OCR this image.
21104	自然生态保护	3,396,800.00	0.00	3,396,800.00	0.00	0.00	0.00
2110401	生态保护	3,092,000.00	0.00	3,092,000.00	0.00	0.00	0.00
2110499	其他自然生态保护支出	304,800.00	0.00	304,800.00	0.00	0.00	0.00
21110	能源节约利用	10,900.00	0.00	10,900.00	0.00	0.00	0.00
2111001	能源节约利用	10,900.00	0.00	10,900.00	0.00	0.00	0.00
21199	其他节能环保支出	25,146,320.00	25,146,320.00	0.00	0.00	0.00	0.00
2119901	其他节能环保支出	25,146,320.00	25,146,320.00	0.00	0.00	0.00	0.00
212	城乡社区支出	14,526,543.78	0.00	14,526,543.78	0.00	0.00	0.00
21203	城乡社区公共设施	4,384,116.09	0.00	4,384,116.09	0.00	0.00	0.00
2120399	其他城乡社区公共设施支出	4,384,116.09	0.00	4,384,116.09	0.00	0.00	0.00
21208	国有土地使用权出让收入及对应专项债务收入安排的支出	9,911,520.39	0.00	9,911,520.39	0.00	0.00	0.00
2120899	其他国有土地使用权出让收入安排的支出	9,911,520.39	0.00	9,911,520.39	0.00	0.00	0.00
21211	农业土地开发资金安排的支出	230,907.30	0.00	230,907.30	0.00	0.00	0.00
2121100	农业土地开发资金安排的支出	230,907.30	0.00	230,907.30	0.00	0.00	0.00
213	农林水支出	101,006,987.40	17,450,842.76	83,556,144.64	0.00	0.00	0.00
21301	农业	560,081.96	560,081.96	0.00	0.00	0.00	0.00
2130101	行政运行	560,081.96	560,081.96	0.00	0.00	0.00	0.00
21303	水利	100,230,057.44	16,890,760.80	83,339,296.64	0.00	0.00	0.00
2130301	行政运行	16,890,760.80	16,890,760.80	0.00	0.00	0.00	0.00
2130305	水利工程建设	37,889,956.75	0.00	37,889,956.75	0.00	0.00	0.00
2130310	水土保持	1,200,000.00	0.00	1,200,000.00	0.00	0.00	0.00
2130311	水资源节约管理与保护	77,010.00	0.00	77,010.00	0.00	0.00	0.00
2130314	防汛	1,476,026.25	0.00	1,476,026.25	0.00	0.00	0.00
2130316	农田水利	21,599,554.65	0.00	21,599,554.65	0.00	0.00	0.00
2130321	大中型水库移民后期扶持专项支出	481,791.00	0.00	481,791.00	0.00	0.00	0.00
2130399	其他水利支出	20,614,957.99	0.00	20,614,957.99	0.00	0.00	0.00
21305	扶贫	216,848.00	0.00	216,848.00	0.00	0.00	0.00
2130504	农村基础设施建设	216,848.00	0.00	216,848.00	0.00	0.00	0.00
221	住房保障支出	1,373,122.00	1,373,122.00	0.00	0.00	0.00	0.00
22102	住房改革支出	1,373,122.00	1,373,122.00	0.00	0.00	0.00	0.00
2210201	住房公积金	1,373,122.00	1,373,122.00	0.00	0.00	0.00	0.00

• [What to produce]: Extract all lines from the material above that include the word "行政运行".

• [The answer]:
2130101	行政运行	560,081.96	560,081.96	0.00	0.00	0.00	0.00
2130301	行政运行	16,890,760.80	16,890,760.80	0.00	0.00	0.00	0.00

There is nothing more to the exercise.